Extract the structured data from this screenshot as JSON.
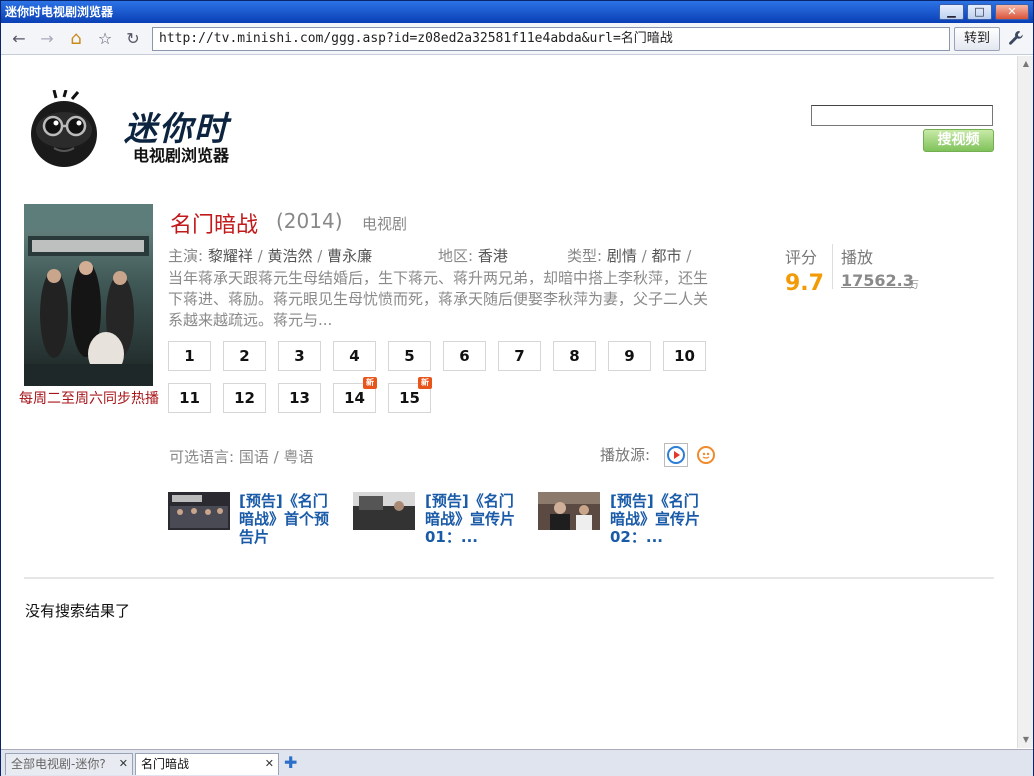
{
  "window": {
    "title": "迷你时电视剧浏览器",
    "minimize": "▁",
    "maximize": "□",
    "close": "✕"
  },
  "toolbar": {
    "back_icon": "←",
    "forward_icon": "→",
    "home_icon": "⌂",
    "star_icon": "☆",
    "reload_icon": "↻",
    "url": "http://tv.minishi.com/ggg.asp?id=z08ed2a32581f11e4abda&url=名门暗战",
    "go_label": "转到",
    "wrench_icon": "🔧"
  },
  "header": {
    "logo_title": "迷你时",
    "logo_subtitle": "电视剧浏览器",
    "search_placeholder": "",
    "search_button": "搜视频"
  },
  "show": {
    "poster_caption": "每周二至周六同步热播",
    "title": "名门暗战",
    "year": "(2014)",
    "genre": "电视剧",
    "cast_label": "主演:",
    "cast": [
      "黎耀祥",
      "黄浩然",
      "曹永廉"
    ],
    "region_label": "地区:",
    "region": "香港",
    "type_label": "类型:",
    "types": [
      "剧情",
      "都市"
    ],
    "synopsis": "当年蒋承天跟蒋元生母结婚后，生下蒋元、蒋升两兄弟，却暗中搭上李秋萍，还生下蒋进、蒋励。蒋元眼见生母忧愤而死，蒋承天随后便娶李秋萍为妻，父子二人关系越来越疏远。蒋元与...",
    "score_label": "评分",
    "score": "9.7",
    "play_label": "播放",
    "play_count": "17562.3",
    "play_unit": "万"
  },
  "episodes": [
    {
      "label": "1",
      "is_new": false
    },
    {
      "label": "2",
      "is_new": false
    },
    {
      "label": "3",
      "is_new": false
    },
    {
      "label": "4",
      "is_new": false
    },
    {
      "label": "5",
      "is_new": false
    },
    {
      "label": "6",
      "is_new": false
    },
    {
      "label": "7",
      "is_new": false
    },
    {
      "label": "8",
      "is_new": false
    },
    {
      "label": "9",
      "is_new": false
    },
    {
      "label": "10",
      "is_new": false
    },
    {
      "label": "11",
      "is_new": false
    },
    {
      "label": "12",
      "is_new": false
    },
    {
      "label": "13",
      "is_new": false
    },
    {
      "label": "14",
      "is_new": true
    },
    {
      "label": "15",
      "is_new": true
    }
  ],
  "new_badge": "新",
  "languages": {
    "label": "可选语言:",
    "options": [
      "国语",
      "粤语"
    ]
  },
  "source": {
    "label": "播放源:"
  },
  "clips": [
    {
      "title": "[预告]《名门暗战》首个预告片"
    },
    {
      "title": "[预告]《名门暗战》宣传片01：..."
    },
    {
      "title": "[预告]《名门暗战》宣传片02：..."
    }
  ],
  "results": {
    "empty_text": "没有搜索结果了"
  },
  "tabs": [
    {
      "label": "全部电视剧-迷你?",
      "active": false
    },
    {
      "label": "名门暗战",
      "active": true
    }
  ],
  "colors": {
    "title_red": "#c21a1a",
    "score_orange": "#f29b06",
    "link_blue": "#1a5ba8",
    "search_green": "#7fc25a"
  }
}
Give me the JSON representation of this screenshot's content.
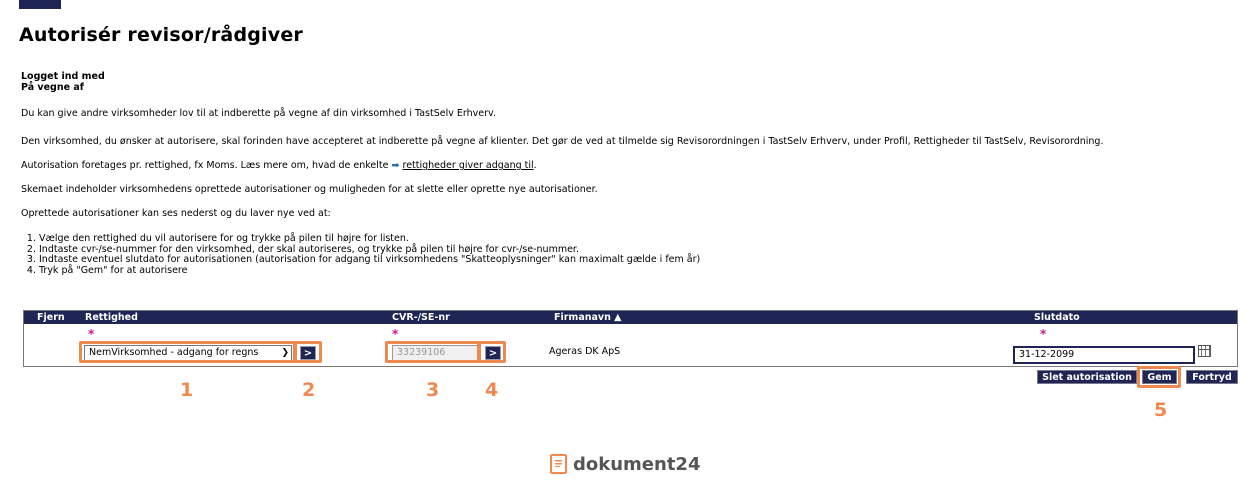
{
  "page": {
    "title": "Autorisér revisor/rådgiver",
    "login_line1": "Logget ind med",
    "login_line2": "På vegne af"
  },
  "intro": {
    "p1": "Du kan give andre virksomheder lov til at indberette på vegne af din virksomhed i TastSelv Erhverv.",
    "p2": "Den virksomhed, du ønsker at autorisere, skal forinden have accepteret at indberette på vegne af klienter. Det gør de ved at tilmelde sig Revisorordningen i TastSelv Erhverv, under Profil, Rettigheder til TastSelv, Revisorordning.",
    "p3_before": "Autorisation foretages pr. rettighed, fx Moms. Læs mere om, hvad de enkelte",
    "p3_arrow": "➡",
    "p3_link": "rettigheder giver adgang til",
    "p3_after": ".",
    "p4": "Skemaet indeholder virksomhedens oprettede autorisationer og muligheden for at slette eller oprette nye autorisationer.",
    "p5": "Oprettede autorisationer kan ses nederst og du laver nye ved at:"
  },
  "steps": [
    "Vælge den rettighed du vil autorisere for og trykke på pilen til højre for listen.",
    "Indtaste cvr-/se-nummer for den virksomhed, der skal autoriseres, og trykke på pilen til højre for cvr-/se-nummer.",
    "Indtaste eventuel slutdato for autorisationen (autorisation for adgang til virksomhedens \"Skatteoplysninger\" kan maximalt gælde i fem år)",
    "Tryk på \"Gem\" for at autorisere"
  ],
  "grid": {
    "headers": {
      "fjern": "Fjern",
      "rettighed": "Rettighed",
      "cvr": "CVR-/SE-nr",
      "firmanavn": "Firmanavn ▲",
      "slutdato": "Slutdato"
    },
    "required_mark": "*",
    "rettighed_value": "NemVirksomhed - adgang for regns",
    "go_label": ">",
    "cvr_value": "33239106",
    "firmanavn_value": "Ageras DK ApS",
    "slutdato_value": "31-12-2099"
  },
  "buttons": {
    "delete": "Slet autorisation",
    "save": "Gem",
    "cancel": "Fortryd"
  },
  "callouts": [
    "1",
    "2",
    "3",
    "4",
    "5"
  ],
  "footer": {
    "brand": "dokument24"
  },
  "colors": {
    "header_bg": "#1f2554",
    "highlight": "#f0894f",
    "required": "#c0208c"
  }
}
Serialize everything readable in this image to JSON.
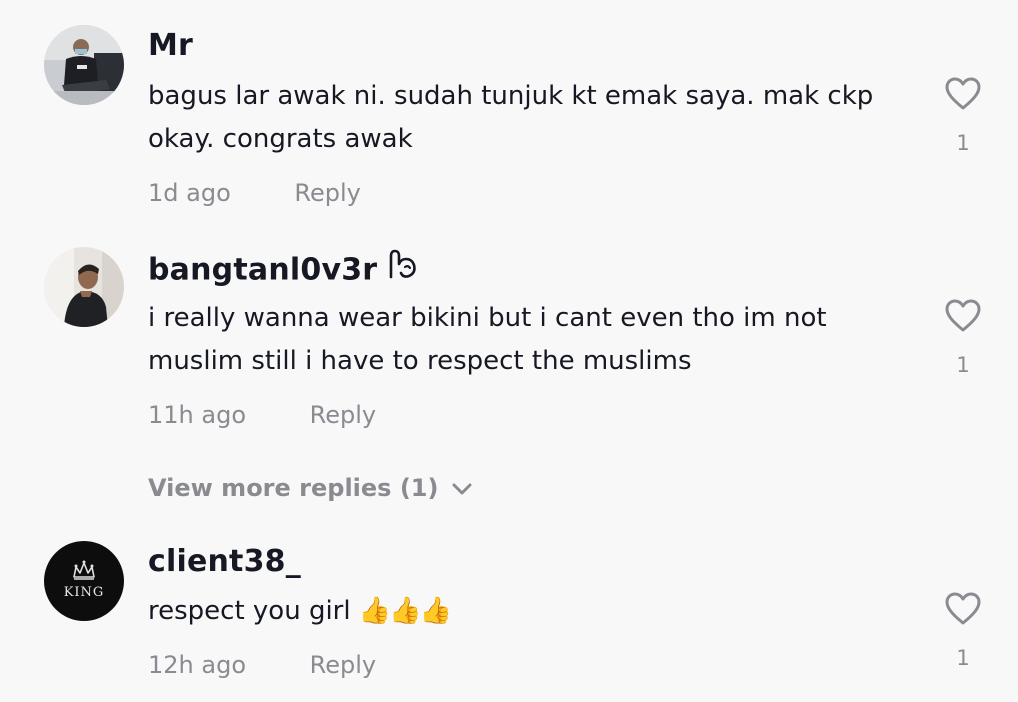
{
  "comments": [
    {
      "username": "Mr",
      "text": "bagus lar awak ni. sudah tunjuk kt emak saya. mak ckp okay. congrats awak",
      "time": "1d ago",
      "reply_label": "Reply",
      "likes": "1",
      "avatar_icon": "person-at-desk-photo"
    },
    {
      "username": "bangtanl0v3r",
      "badge_icon": "hand-gesture-emoji",
      "text": "i really wanna wear bikini but i cant even tho im not muslim still i have to respect the muslims",
      "time": "11h ago",
      "reply_label": "Reply",
      "likes": "1",
      "avatar_icon": "person-portrait-photo"
    },
    {
      "username": "client38_",
      "text": "respect you girl",
      "emoji": "👍👍👍",
      "time": "12h ago",
      "reply_label": "Reply",
      "likes": "1",
      "avatar_icon": "king-crown-logo",
      "avatar_text": "KING"
    }
  ],
  "view_more": "View more replies (1)",
  "colors": {
    "background": "#f8f8f8",
    "text": "#161823",
    "secondary": "#8a8b91"
  }
}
_ _ _ _
What to work on: What is needed is an exact reproduction of the data, pictures excluded.

Solution to this problem:
Extract the structured data from this screenshot as JSON.
{
  "window": {
    "title": "迷你时电视剧浏览器",
    "minimize": "▁",
    "maximize": "□",
    "close": "✕"
  },
  "toolbar": {
    "back_icon": "←",
    "forward_icon": "→",
    "home_icon": "⌂",
    "star_icon": "☆",
    "reload_icon": "↻",
    "url": "http://tv.minishi.com/ggg.asp?id=z08ed2a32581f11e4abda&url=名门暗战",
    "go_label": "转到",
    "wrench_icon": "🔧"
  },
  "header": {
    "logo_title": "迷你时",
    "logo_subtitle": "电视剧浏览器",
    "search_placeholder": "",
    "search_button": "搜视频"
  },
  "show": {
    "poster_caption": "每周二至周六同步热播",
    "title": "名门暗战",
    "year": "(2014)",
    "genre": "电视剧",
    "cast_label": "主演:",
    "cast": [
      "黎耀祥",
      "黄浩然",
      "曹永廉"
    ],
    "region_label": "地区:",
    "region": "香港",
    "type_label": "类型:",
    "types": [
      "剧情",
      "都市"
    ],
    "synopsis": "当年蒋承天跟蒋元生母结婚后，生下蒋元、蒋升两兄弟，却暗中搭上李秋萍，还生下蒋进、蒋励。蒋元眼见生母忧愤而死，蒋承天随后便娶李秋萍为妻，父子二人关系越来越疏远。蒋元与...",
    "score_label": "评分",
    "score": "9.7",
    "play_label": "播放",
    "play_count": "17562.3",
    "play_unit": "万"
  },
  "episodes": [
    {
      "label": "1",
      "is_new": false
    },
    {
      "label": "2",
      "is_new": false
    },
    {
      "label": "3",
      "is_new": false
    },
    {
      "label": "4",
      "is_new": false
    },
    {
      "label": "5",
      "is_new": false
    },
    {
      "label": "6",
      "is_new": false
    },
    {
      "label": "7",
      "is_new": false
    },
    {
      "label": "8",
      "is_new": false
    },
    {
      "label": "9",
      "is_new": false
    },
    {
      "label": "10",
      "is_new": false
    },
    {
      "label": "11",
      "is_new": false
    },
    {
      "label": "12",
      "is_new": false
    },
    {
      "label": "13",
      "is_new": false
    },
    {
      "label": "14",
      "is_new": true
    },
    {
      "label": "15",
      "is_new": true
    }
  ],
  "new_badge": "新",
  "languages": {
    "label": "可选语言:",
    "options": [
      "国语",
      "粤语"
    ]
  },
  "source": {
    "label": "播放源:"
  },
  "clips": [
    {
      "title": "[预告]《名门暗战》首个预告片"
    },
    {
      "title": "[预告]《名门暗战》宣传片01：..."
    },
    {
      "title": "[预告]《名门暗战》宣传片02：..."
    }
  ],
  "results": {
    "empty_text": "没有搜索结果了"
  },
  "tabs": [
    {
      "label": "全部电视剧-迷你?",
      "active": false
    },
    {
      "label": "名门暗战",
      "active": true
    }
  ],
  "colors": {
    "title_red": "#c21a1a",
    "score_orange": "#f29b06",
    "link_blue": "#1a5ba8",
    "search_green": "#7fc25a"
  }
}
Give me the JSON representation of this screenshot's content.
{
  "page": {
    "title": "Autorisér revisor/rådgiver",
    "login_line1": "Logget ind med",
    "login_line2": "På vegne af"
  },
  "intro": {
    "p1": "Du kan give andre virksomheder lov til at indberette på vegne af din virksomhed i TastSelv Erhverv.",
    "p2": "Den virksomhed, du ønsker at autorisere, skal forinden have accepteret at indberette på vegne af klienter. Det gør de ved at tilmelde sig Revisorordningen i TastSelv Erhverv, under Profil, Rettigheder til TastSelv, Revisorordning.",
    "p3_before": "Autorisation foretages pr. rettighed, fx Moms. Læs mere om, hvad de enkelte",
    "p3_arrow": "➡",
    "p3_link": "rettigheder giver adgang til",
    "p3_after": ".",
    "p4": "Skemaet indeholder virksomhedens oprettede autorisationer og muligheden for at slette eller oprette nye autorisationer.",
    "p5": "Oprettede autorisationer kan ses nederst og du laver nye ved at:"
  },
  "steps": [
    "Vælge den rettighed du vil autorisere for og trykke på pilen til højre for listen.",
    "Indtaste cvr-/se-nummer for den virksomhed, der skal autoriseres, og trykke på pilen til højre for cvr-/se-nummer.",
    "Indtaste eventuel slutdato for autorisationen (autorisation for adgang til virksomhedens \"Skatteoplysninger\" kan maximalt gælde i fem år)",
    "Tryk på \"Gem\" for at autorisere"
  ],
  "grid": {
    "headers": {
      "fjern": "Fjern",
      "rettighed": "Rettighed",
      "cvr": "CVR-/SE-nr",
      "firmanavn": "Firmanavn ▲",
      "slutdato": "Slutdato"
    },
    "required_mark": "*",
    "rettighed_value": "NemVirksomhed - adgang for regns",
    "go_label": ">",
    "cvr_value": "33239106",
    "firmanavn_value": "Ageras DK ApS",
    "slutdato_value": "31-12-2099"
  },
  "buttons": {
    "delete": "Slet autorisation",
    "save": "Gem",
    "cancel": "Fortryd"
  },
  "callouts": [
    "1",
    "2",
    "3",
    "4",
    "5"
  ],
  "footer": {
    "brand": "dokument24"
  },
  "colors": {
    "header_bg": "#1f2554",
    "highlight": "#f0894f",
    "required": "#c0208c"
  }
}
Serialize everything readable in this image to JSON.
{
  "comments": [
    {
      "username": "Mr",
      "text": "bagus lar awak ni. sudah tunjuk kt emak saya. mak ckp okay. congrats awak",
      "time": "1d ago",
      "reply_label": "Reply",
      "likes": "1",
      "avatar_icon": "person-at-desk-photo"
    },
    {
      "username": "bangtanl0v3r",
      "badge_icon": "hand-gesture-emoji",
      "text": "i really wanna wear bikini but i cant even tho im not muslim still i have to respect the muslims",
      "time": "11h ago",
      "reply_label": "Reply",
      "likes": "1",
      "avatar_icon": "person-portrait-photo"
    },
    {
      "username": "client38_",
      "text": "respect you girl",
      "emoji": "👍👍👍",
      "time": "12h ago",
      "reply_label": "Reply",
      "likes": "1",
      "avatar_icon": "king-crown-logo",
      "avatar_text": "KING"
    }
  ],
  "view_more": "View more replies (1)",
  "colors": {
    "background": "#f8f8f8",
    "text": "#161823",
    "secondary": "#8a8b91"
  }
}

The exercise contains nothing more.